# Goal of the exercise
Pick out and copy every line below that has the word "плоскость".

# Provided data
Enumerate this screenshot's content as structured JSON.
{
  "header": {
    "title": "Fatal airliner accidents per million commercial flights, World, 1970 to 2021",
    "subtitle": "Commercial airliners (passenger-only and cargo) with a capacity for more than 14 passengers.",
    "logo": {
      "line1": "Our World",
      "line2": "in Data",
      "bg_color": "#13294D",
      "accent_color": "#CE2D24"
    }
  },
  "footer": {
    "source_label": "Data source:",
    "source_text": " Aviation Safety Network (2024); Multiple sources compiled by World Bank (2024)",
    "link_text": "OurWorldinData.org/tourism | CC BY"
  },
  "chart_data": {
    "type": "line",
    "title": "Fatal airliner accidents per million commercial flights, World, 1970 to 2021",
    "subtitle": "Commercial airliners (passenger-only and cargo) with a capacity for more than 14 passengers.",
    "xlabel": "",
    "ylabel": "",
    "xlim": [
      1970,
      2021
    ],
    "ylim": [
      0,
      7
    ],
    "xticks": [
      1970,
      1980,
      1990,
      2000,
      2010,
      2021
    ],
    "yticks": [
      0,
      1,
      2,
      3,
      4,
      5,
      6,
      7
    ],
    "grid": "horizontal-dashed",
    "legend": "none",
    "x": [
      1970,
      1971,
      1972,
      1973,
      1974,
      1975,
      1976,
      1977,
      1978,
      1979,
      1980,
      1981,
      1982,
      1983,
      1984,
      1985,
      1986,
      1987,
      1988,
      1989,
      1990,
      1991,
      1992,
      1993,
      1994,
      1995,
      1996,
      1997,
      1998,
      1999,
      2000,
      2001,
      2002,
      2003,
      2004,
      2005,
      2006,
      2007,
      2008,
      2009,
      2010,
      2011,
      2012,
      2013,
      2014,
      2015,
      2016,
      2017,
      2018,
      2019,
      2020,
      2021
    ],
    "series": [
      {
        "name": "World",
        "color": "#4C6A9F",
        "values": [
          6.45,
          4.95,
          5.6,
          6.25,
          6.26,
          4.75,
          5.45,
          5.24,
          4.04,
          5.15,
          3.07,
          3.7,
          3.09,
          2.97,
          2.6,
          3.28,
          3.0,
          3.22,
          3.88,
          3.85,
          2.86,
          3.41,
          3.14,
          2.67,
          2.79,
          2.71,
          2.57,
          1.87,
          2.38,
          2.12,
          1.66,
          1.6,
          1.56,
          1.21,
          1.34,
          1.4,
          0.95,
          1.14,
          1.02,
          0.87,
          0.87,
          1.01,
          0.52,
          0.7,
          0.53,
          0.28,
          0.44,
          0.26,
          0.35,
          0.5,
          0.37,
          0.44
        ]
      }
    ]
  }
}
--
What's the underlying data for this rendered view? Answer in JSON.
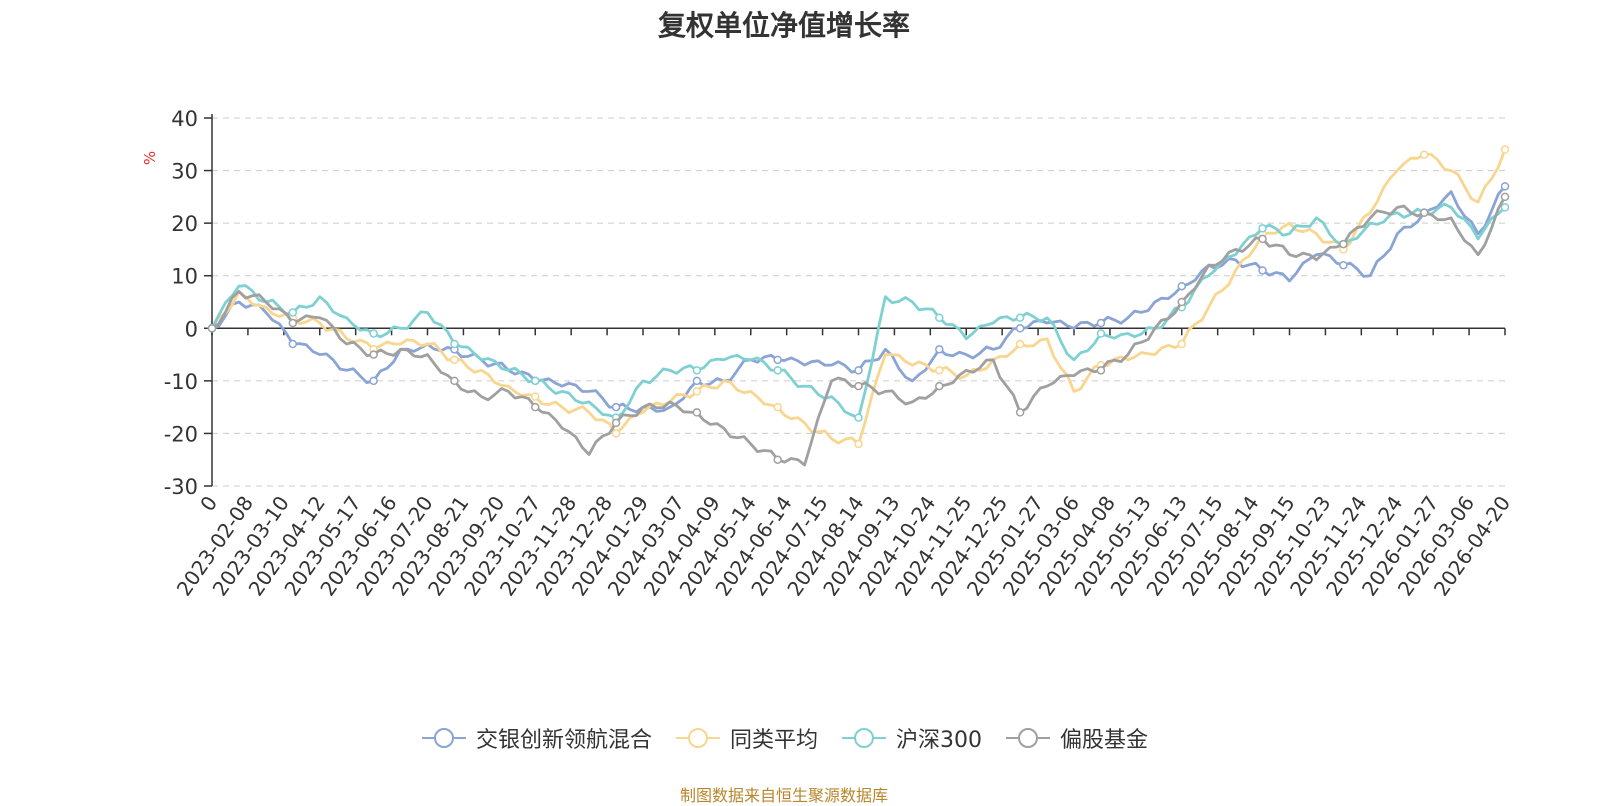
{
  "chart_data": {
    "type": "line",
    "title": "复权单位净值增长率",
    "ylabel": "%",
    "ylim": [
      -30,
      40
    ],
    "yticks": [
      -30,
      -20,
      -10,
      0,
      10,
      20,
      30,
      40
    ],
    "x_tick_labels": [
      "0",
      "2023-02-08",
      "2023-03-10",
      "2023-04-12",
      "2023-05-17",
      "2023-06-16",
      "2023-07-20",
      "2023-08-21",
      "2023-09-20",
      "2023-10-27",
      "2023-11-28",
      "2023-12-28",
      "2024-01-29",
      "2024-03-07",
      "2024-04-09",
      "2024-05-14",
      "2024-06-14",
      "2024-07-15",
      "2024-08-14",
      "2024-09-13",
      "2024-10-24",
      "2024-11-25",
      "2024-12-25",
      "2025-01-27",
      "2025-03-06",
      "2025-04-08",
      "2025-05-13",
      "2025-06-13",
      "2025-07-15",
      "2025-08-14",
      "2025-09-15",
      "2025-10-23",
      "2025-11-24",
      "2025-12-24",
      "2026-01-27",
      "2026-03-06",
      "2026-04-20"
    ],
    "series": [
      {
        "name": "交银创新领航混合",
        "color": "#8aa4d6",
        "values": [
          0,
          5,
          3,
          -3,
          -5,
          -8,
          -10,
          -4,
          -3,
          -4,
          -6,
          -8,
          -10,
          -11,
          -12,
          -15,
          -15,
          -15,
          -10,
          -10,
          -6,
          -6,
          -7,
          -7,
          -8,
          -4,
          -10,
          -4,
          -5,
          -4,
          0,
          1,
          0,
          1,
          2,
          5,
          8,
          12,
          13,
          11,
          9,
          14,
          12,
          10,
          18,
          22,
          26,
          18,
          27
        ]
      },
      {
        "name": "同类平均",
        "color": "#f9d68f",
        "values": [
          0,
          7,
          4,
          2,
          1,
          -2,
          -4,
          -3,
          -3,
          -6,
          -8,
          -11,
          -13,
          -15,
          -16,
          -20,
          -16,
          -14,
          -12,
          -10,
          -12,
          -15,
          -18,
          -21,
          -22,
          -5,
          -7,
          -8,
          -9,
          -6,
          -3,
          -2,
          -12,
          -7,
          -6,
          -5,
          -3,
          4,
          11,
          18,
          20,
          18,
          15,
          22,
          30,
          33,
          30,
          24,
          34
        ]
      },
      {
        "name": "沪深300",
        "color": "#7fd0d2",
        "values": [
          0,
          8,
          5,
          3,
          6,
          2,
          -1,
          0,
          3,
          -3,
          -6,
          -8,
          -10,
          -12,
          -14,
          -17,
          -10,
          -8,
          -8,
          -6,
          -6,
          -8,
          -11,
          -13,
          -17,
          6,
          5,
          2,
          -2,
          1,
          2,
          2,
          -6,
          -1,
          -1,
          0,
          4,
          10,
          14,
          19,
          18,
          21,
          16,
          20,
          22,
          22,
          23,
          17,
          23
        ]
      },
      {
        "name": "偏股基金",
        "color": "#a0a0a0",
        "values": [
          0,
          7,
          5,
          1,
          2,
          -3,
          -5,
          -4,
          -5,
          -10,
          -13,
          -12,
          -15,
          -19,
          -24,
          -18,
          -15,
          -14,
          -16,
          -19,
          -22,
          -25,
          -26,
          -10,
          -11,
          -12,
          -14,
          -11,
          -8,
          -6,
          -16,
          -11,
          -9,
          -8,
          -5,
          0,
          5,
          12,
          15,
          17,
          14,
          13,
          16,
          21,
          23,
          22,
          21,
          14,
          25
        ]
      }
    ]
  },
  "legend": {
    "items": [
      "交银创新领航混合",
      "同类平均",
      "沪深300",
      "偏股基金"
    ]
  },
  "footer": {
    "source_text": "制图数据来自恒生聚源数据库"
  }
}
---
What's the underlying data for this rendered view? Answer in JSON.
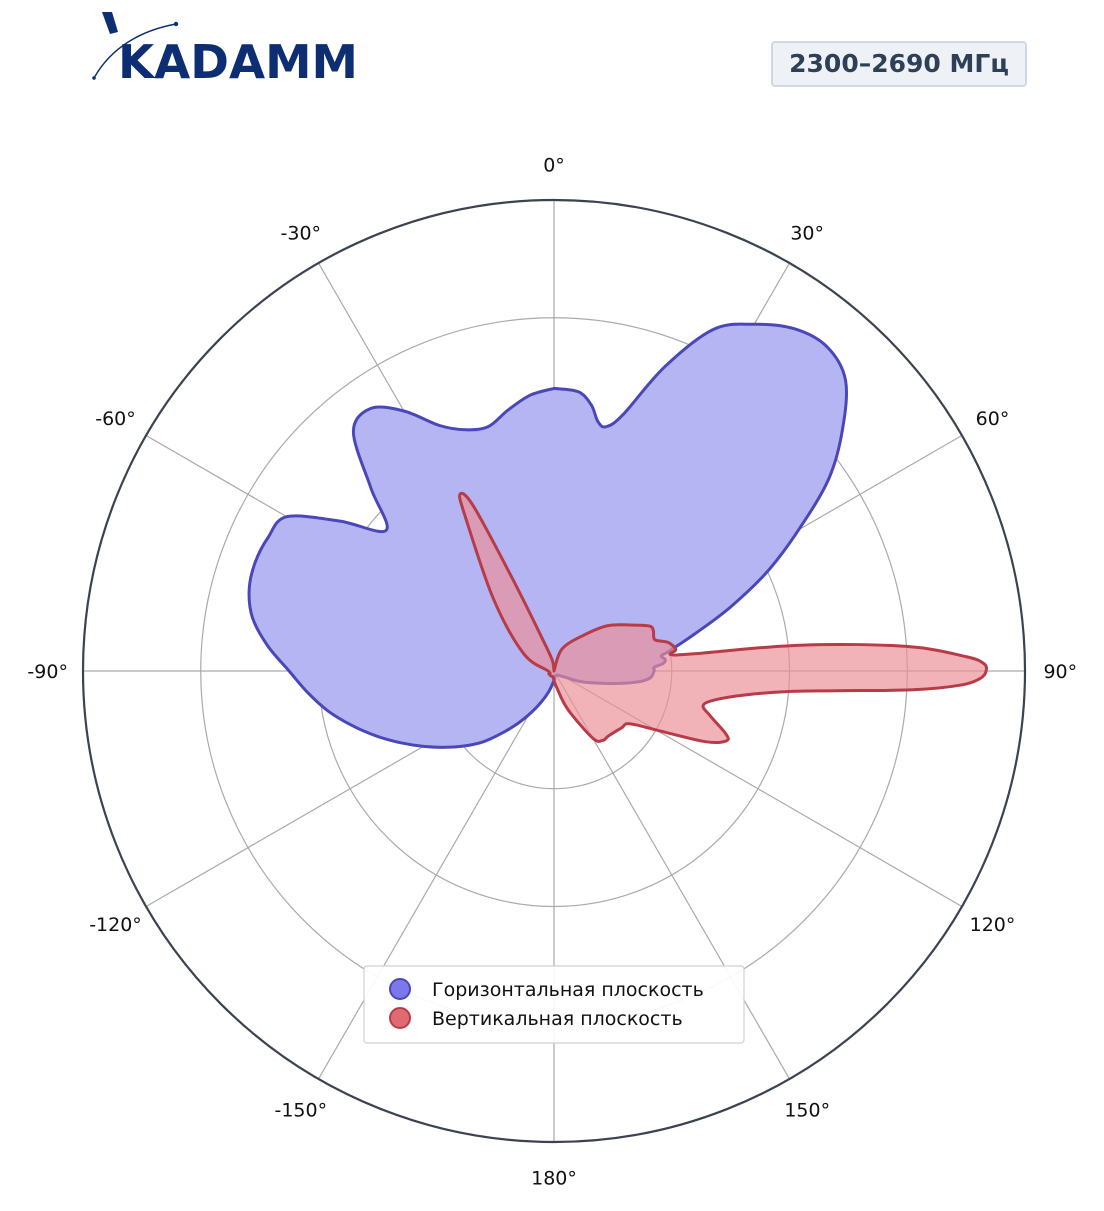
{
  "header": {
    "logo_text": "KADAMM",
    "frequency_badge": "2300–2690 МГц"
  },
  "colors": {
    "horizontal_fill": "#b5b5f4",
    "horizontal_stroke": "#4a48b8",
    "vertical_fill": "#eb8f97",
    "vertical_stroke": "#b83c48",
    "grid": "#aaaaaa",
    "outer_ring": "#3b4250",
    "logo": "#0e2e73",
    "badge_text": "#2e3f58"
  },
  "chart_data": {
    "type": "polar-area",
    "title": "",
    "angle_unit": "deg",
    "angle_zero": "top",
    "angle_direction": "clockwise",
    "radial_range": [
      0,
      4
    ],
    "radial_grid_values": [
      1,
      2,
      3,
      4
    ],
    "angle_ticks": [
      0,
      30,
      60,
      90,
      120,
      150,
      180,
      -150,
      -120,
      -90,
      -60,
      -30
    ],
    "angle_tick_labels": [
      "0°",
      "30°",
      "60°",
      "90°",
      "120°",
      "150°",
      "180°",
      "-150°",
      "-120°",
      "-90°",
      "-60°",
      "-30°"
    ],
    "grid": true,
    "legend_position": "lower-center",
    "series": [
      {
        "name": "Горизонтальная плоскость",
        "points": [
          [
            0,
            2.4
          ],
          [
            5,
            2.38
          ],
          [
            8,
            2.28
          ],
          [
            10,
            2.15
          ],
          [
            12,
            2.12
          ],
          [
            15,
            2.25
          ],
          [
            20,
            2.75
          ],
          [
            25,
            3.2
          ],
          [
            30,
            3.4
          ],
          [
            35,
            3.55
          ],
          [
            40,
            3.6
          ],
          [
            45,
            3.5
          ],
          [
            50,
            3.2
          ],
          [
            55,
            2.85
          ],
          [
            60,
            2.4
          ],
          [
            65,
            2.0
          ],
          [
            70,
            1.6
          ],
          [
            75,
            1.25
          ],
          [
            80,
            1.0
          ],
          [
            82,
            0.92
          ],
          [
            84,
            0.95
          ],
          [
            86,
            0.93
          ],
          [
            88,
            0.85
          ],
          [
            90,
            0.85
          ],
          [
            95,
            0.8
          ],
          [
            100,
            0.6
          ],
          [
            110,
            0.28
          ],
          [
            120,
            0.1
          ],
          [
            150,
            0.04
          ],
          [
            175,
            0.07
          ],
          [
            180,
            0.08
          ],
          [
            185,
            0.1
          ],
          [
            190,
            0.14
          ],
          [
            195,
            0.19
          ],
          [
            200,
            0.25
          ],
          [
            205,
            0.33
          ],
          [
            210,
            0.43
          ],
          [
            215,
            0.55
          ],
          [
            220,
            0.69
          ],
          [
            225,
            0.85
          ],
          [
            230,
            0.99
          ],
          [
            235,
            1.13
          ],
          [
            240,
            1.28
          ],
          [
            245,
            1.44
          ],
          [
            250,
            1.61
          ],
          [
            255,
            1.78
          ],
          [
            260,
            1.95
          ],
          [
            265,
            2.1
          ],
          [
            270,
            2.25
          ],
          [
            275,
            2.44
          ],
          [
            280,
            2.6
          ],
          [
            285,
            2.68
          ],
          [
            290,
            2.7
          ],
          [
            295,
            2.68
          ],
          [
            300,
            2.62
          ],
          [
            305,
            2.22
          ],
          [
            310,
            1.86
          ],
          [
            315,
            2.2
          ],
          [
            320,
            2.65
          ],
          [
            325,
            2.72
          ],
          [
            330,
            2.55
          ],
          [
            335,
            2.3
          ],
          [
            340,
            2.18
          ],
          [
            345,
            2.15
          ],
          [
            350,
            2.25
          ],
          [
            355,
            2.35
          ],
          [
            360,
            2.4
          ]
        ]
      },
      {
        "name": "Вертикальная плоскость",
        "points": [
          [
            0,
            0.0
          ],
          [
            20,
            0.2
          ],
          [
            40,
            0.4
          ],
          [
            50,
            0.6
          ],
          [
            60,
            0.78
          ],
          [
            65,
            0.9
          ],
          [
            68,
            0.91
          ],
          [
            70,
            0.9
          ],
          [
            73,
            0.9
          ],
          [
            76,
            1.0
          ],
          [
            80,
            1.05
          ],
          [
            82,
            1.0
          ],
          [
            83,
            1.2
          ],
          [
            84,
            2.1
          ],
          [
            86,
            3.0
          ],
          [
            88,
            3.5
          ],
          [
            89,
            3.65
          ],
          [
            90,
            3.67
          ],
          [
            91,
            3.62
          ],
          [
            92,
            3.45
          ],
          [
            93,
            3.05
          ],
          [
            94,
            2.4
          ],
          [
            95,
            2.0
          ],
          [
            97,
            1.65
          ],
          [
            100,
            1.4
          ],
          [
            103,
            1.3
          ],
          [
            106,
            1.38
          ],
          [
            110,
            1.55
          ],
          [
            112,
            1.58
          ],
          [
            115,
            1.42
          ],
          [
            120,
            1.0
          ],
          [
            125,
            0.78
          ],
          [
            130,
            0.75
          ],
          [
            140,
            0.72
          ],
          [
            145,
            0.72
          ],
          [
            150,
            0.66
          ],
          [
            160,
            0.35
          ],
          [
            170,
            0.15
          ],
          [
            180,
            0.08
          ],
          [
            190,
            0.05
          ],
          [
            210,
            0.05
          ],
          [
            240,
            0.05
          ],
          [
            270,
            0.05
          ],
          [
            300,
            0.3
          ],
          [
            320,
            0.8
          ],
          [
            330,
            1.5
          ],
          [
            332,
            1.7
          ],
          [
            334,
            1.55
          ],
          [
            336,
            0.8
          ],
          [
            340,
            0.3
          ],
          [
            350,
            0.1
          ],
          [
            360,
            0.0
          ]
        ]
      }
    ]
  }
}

# Written solution
        "name": "Горизонтальная плоскость",
        "name": "Вертикальная плоскость",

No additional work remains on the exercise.